Medical management of FLUTD: What do we really know? (Proceedings)


Medical management of FLUTD: What do we really know? (Proceedings)

Aug 01, 2011

Review of therapies

The difficulty in evaluating the efficacy of therapies for iFLUTD is that this disease is self-limiting, resolving within 5-10 days regardless of therapy used. Several goals of therapy have been identified and various therapies addressing each aim have been investigated to one degree or another.

Alleviate pain and inflammation

     • Amitriptyline [10 mg tabs] 5-10 mg/cat/day: a tricyclic anti-depressant drug that also has numerous other effects including anticholinergic, antihistamine, anti-alpha-adrenergic, anti-inflammatory and analgesic. In one study, 9 of 15 chronic iFLUTD cats had decreased clinical signs with long-term use of amitriptyline. However, another study found no short-term improvement in clinical signs in acute cases. Amitriptyline can cause somnolence, decreased grooming and weight gain.
     • NSAIDS: ketoprofen, piroxicam and meloxicam have been used with some anecdotal success, but few controlled prospective studies have been performed. Prior to use of any NSAID, careful attention must be given to the hydration status and renal function in the patient.
     • Glucocorticoids: Showed no difference in clinical signs or recurrence in control cats versus those receiving glucocorticoids and are therefore not recommended, especially if given in concurrence with NSAIDs.
     • Antispasmodics (Valium, phenoxybenzamine, propantheline): The few available studies showed no significant differences in outcome in cats administered these various antispasmodics. Phenoxybenzamine (2.5-10 mg [total dose] PO q24h) did show some decreased pre-prostatic urethral pressures suggesting some benefit of this drug for acute cases.
     • Buprenorphine: Has not been prospectively studied, but likely helps with short-term pain.

Supplement GAGs (optional)

     • Pentosan polysulfate (2 to 16 mg/kg BID. or 8 mg/kg BID PO): as a GAG replacement. The treatment has been shown to be helpful in some human patients and a veterinary product (Cartrophen) has been used successfully in some cats. Elmiron is the human product available in the United States, but does need to be formulated to smaller capsule sizes. Side effects can include bleeding/bruising as it is a heparin-like compound, though this has not specifically been reported in cats.

== Exercise ==
Answer the following from the FLUTD therapy review.
(a) Within how many days does iFLUTD resolve, regardless of the therapy used?
(b) In the study of chronic iFLUTD cats given amitriptyline long-term, how many of the 15 cats had decreased clinical signs?
(c) What is the name of the human pentosan polysulfate product available in the United States?

== Recorded data ==

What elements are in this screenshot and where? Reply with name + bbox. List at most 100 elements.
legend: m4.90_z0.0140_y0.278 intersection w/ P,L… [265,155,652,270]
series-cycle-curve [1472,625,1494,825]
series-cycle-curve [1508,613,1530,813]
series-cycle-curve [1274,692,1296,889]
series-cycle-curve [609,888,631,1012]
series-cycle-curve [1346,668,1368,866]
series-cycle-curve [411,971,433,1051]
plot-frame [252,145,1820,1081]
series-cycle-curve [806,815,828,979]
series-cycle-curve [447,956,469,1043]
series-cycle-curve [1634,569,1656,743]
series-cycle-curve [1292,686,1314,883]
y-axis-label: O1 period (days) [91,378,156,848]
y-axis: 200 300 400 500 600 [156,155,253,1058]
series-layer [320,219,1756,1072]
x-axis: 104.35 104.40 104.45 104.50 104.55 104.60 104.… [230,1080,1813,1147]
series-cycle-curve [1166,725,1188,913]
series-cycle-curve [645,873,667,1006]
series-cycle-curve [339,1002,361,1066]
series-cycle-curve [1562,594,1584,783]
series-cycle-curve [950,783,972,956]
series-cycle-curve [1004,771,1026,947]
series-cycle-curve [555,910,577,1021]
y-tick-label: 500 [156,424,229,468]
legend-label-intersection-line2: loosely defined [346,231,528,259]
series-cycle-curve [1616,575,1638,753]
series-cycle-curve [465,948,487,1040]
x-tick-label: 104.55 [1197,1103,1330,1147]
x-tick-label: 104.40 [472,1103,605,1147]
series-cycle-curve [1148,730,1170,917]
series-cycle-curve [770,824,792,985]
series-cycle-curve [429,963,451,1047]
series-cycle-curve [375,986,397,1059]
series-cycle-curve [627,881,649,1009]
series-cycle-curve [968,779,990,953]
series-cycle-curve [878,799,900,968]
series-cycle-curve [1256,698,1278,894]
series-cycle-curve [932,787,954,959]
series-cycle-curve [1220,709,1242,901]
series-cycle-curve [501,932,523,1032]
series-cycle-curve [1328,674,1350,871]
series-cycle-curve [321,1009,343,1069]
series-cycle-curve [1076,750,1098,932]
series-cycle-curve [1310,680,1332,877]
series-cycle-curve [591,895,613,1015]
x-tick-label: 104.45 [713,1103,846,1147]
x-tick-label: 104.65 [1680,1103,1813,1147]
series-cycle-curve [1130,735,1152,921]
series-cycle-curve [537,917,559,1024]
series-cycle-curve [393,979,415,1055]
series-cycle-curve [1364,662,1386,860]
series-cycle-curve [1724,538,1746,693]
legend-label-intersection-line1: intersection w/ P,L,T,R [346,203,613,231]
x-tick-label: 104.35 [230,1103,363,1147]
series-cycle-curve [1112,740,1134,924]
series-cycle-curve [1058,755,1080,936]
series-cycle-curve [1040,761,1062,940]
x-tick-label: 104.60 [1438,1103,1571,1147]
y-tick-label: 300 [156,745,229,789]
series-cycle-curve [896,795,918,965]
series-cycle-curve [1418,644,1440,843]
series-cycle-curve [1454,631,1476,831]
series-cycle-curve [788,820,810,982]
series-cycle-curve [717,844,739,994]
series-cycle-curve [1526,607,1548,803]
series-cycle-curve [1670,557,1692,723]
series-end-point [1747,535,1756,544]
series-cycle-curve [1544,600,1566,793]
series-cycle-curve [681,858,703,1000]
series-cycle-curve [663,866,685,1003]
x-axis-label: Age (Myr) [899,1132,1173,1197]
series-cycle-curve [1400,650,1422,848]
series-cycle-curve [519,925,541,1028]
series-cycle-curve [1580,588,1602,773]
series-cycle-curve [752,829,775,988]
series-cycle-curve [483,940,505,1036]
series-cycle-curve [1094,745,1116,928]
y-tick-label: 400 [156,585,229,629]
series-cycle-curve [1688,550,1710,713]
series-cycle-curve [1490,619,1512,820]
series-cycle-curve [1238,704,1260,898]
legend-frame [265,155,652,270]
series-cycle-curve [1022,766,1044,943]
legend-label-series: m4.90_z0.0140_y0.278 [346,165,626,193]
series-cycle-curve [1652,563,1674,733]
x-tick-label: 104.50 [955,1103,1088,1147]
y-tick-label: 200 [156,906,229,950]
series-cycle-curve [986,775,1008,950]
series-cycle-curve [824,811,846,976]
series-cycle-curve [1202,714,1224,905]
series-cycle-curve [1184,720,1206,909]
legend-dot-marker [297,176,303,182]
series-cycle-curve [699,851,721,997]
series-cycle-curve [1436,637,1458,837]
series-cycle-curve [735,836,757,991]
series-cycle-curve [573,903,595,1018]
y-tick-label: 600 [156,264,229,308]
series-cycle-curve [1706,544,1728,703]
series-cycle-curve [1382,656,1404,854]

== Task answer ==
(a) 5-10 days
(b) 9 of the 15 cats
(c) Elmiron